** start of Given data **

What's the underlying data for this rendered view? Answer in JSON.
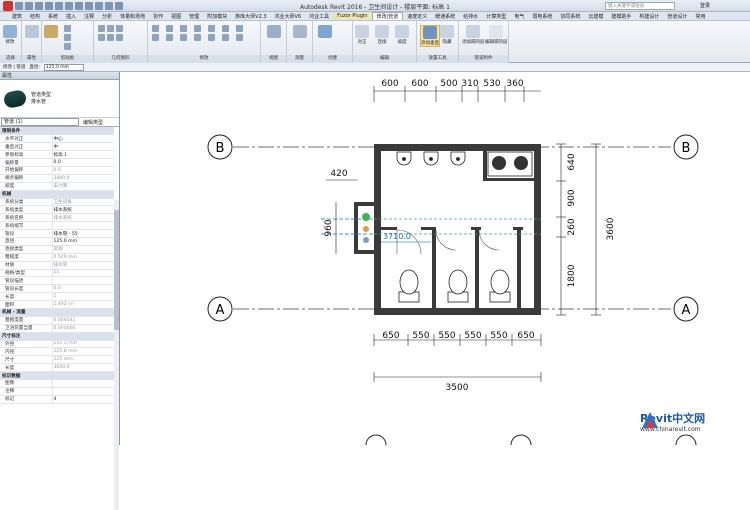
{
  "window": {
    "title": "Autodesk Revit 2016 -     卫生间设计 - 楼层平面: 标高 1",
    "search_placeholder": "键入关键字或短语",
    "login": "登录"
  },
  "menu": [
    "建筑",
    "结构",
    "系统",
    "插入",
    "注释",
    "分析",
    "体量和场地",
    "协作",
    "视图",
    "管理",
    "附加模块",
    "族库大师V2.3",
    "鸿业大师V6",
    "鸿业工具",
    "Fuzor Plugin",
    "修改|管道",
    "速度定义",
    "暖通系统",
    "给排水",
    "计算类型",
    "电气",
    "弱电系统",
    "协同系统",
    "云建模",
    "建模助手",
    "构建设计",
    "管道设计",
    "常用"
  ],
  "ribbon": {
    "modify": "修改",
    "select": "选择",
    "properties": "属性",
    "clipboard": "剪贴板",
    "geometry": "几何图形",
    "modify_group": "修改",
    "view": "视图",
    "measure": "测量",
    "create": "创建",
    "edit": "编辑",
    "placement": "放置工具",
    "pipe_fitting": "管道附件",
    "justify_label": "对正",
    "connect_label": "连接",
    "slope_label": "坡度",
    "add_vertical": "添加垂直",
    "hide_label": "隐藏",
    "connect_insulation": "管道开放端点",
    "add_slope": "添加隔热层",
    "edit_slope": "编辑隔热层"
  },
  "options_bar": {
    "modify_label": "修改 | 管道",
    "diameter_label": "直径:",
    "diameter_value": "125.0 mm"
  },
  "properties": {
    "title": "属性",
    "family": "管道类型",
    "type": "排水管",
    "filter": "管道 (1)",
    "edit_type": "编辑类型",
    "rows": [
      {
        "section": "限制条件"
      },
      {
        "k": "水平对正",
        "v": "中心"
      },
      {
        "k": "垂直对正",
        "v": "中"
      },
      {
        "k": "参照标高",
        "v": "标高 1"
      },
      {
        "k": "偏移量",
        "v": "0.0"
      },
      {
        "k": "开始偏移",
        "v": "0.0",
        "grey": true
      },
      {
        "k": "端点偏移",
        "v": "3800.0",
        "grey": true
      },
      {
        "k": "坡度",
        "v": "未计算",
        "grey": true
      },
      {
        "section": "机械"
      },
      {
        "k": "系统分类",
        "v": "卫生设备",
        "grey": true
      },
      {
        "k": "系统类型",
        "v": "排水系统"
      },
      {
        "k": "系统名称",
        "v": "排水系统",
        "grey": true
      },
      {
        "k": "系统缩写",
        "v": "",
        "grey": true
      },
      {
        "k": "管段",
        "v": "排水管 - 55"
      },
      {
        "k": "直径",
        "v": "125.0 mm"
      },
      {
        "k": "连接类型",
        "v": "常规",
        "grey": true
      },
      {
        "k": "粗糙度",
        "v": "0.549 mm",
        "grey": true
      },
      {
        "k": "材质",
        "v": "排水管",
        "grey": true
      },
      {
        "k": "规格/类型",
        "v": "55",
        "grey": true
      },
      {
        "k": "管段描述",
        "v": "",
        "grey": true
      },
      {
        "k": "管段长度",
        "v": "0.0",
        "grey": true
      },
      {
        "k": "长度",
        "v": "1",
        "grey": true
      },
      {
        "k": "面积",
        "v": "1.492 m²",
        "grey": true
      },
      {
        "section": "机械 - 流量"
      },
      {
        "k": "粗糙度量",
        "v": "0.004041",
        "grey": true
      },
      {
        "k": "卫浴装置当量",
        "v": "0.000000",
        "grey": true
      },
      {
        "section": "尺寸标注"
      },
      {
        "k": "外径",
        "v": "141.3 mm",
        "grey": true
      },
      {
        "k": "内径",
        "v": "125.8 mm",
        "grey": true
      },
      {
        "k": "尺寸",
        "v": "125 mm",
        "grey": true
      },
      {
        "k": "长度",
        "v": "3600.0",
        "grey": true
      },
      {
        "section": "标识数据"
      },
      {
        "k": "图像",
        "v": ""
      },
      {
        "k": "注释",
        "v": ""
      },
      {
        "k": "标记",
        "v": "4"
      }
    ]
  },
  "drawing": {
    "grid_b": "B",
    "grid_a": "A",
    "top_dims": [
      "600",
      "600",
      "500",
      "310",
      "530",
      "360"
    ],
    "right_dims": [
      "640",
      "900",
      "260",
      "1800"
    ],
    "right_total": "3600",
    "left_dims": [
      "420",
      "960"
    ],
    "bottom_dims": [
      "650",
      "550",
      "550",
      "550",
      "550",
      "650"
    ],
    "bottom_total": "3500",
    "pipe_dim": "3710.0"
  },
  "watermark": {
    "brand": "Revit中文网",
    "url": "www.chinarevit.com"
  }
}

** end of Given data **

Check each line of the records above for the string "title", and report every line that has it.

== Solution to the exercise ==
    "title": "Autodesk Revit 2016 -     卫生间设计 - 楼层平面: 标高 1",
    "title": "属性",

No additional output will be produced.